(Dataset items)
__________________________________________________

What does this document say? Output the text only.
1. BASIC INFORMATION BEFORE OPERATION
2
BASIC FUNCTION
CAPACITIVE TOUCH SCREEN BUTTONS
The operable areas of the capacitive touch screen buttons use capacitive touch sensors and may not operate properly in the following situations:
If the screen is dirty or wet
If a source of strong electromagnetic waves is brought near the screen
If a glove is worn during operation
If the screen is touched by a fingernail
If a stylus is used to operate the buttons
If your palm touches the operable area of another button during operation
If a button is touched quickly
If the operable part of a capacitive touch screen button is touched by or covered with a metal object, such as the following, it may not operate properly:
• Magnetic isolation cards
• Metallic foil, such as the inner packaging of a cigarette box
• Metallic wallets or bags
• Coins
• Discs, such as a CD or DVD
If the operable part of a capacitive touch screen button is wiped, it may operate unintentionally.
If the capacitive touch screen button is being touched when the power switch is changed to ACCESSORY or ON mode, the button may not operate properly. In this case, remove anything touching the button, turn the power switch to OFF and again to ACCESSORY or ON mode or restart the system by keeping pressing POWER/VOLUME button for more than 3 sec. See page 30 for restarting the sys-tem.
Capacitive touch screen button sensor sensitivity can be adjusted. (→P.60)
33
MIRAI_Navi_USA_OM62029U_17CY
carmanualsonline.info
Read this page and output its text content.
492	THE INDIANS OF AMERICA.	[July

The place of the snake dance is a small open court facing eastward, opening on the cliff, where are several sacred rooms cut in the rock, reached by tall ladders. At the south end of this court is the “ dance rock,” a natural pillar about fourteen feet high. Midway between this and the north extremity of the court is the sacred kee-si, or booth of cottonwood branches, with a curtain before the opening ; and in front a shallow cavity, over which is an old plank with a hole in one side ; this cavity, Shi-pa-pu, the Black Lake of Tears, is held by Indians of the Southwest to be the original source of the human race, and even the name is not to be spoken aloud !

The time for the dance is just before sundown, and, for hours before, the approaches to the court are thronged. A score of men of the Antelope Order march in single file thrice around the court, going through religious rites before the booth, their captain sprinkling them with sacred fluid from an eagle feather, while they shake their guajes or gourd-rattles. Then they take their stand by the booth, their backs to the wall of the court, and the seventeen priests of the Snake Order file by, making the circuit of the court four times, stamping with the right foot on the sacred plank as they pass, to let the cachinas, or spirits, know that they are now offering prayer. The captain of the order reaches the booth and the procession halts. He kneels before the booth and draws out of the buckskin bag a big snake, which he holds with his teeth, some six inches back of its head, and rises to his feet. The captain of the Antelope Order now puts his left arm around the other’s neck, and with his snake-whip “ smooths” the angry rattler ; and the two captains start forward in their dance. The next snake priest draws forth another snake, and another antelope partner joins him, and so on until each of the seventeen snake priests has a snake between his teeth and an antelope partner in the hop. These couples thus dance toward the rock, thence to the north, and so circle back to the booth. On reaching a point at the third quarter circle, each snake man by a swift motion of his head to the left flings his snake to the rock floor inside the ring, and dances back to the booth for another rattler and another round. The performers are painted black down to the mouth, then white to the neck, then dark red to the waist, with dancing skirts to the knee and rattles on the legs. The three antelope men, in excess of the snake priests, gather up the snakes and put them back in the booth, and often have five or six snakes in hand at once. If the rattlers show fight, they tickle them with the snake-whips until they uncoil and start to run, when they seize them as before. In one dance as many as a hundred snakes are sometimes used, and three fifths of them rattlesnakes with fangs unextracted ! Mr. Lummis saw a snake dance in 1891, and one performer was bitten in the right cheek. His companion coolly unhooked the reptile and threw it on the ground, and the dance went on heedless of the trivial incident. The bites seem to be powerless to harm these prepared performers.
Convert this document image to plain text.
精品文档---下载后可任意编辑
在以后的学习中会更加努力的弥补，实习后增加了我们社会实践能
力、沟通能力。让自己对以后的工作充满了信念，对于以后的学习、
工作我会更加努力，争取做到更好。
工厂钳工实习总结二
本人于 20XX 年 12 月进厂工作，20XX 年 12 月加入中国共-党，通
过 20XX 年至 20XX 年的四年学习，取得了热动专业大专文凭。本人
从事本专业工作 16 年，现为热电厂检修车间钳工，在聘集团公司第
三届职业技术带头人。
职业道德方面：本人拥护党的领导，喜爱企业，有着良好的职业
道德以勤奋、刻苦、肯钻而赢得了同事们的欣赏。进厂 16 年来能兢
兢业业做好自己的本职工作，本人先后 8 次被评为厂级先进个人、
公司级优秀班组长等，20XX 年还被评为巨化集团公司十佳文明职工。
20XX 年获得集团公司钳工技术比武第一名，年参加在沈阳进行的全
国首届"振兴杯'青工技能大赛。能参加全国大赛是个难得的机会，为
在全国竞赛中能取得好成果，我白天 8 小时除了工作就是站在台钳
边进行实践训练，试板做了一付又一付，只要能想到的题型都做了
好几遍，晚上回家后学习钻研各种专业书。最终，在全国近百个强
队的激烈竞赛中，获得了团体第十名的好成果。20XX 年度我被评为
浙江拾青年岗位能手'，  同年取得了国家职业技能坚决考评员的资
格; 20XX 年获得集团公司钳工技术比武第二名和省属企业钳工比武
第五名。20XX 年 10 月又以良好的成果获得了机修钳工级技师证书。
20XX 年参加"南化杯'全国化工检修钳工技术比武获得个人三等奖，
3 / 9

__________________________________________________

(EXERCISE DIRECTIONS)
Scan the listing above and identify each line holding the string "BASIC"; copy every such line.

(FINAL RESULT)
1. BASIC INFORMATION BEFORE OPERATION
BASIC FUNCTION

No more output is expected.